### Brief
Copy each line of the material below that includes the string "country".

### Given information
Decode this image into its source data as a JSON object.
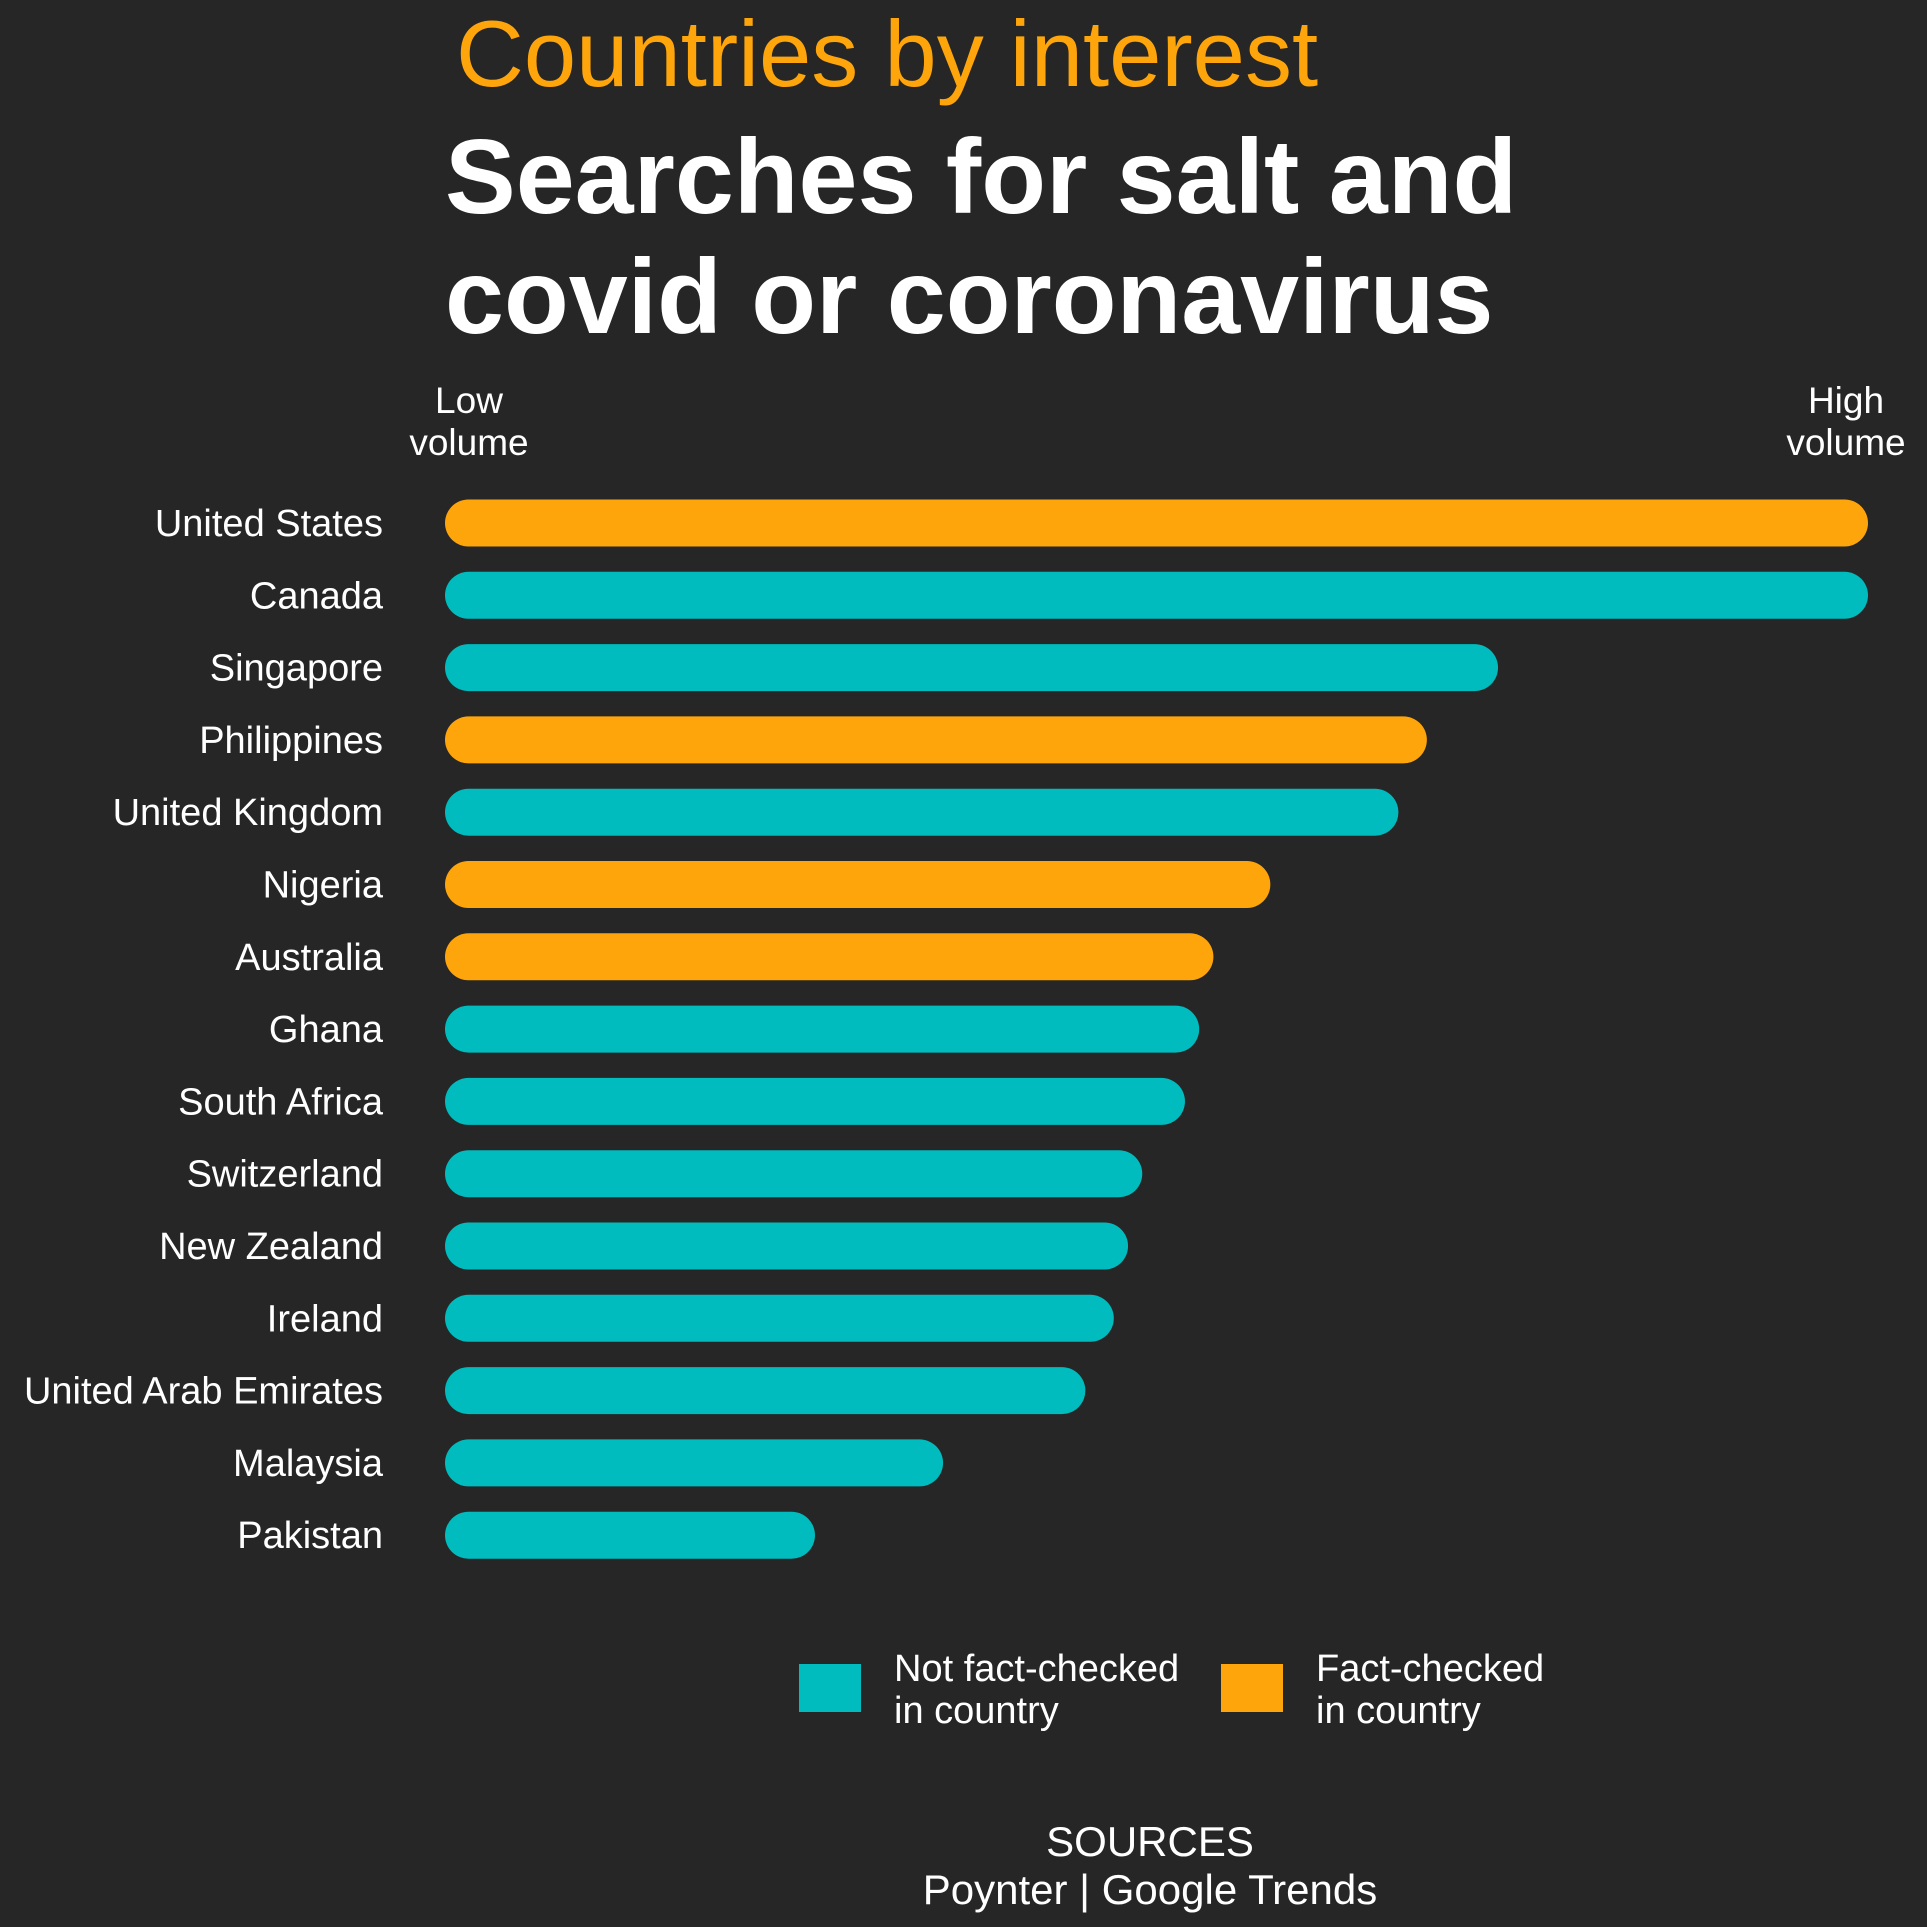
{
  "header": {
    "kicker": "Countries by interest",
    "title_line1": "Searches for salt and",
    "title_line2": "covid or coronavirus"
  },
  "scale": {
    "low_line1": "Low",
    "low_line2": "volume",
    "high_line1": "High",
    "high_line2": "volume"
  },
  "legend": {
    "not_fact_checked_line1": "Not fact-checked",
    "not_fact_checked_line2": "in country",
    "fact_checked_line1": "Fact-checked",
    "fact_checked_line2": "in country"
  },
  "sources": {
    "heading": "SOURCES",
    "text": "Poynter | Google Trends"
  },
  "colors": {
    "background": "#262626",
    "fact_checked": "#ffa50c",
    "not_fact_checked": "#00bcbe",
    "text": "#ffffff"
  },
  "chart_data": {
    "type": "bar",
    "orientation": "horizontal",
    "title": "Searches for salt and covid or coronavirus",
    "subtitle": "Countries by interest",
    "xlabel": "",
    "ylabel": "",
    "xlim": [
      0,
      100
    ],
    "grid": false,
    "legend_position": "bottom",
    "categories": [
      "United States",
      "Canada",
      "Singapore",
      "Philippines",
      "United Kingdom",
      "Nigeria",
      "Australia",
      "Ghana",
      "South Africa",
      "Switzerland",
      "New Zealand",
      "Ireland",
      "United Arab Emirates",
      "Malaysia",
      "Pakistan"
    ],
    "values": [
      100,
      100,
      74,
      69,
      67,
      58,
      54,
      53,
      52,
      49,
      48,
      47,
      45,
      35,
      26
    ],
    "groups": [
      "fact",
      "not",
      "not",
      "fact",
      "not",
      "fact",
      "fact",
      "not",
      "not",
      "not",
      "not",
      "not",
      "not",
      "not",
      "not"
    ],
    "series": [
      {
        "name": "Not fact-checked in country",
        "key": "not",
        "color": "#00bcbe"
      },
      {
        "name": "Fact-checked in country",
        "key": "fact",
        "color": "#ffa50c"
      }
    ]
  }
}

### Solution below
    "not_fact_checked_line2": "in country",
    "fact_checked_line2": "in country"
        "name": "Not fact-checked in country",
        "name": "Fact-checked in country",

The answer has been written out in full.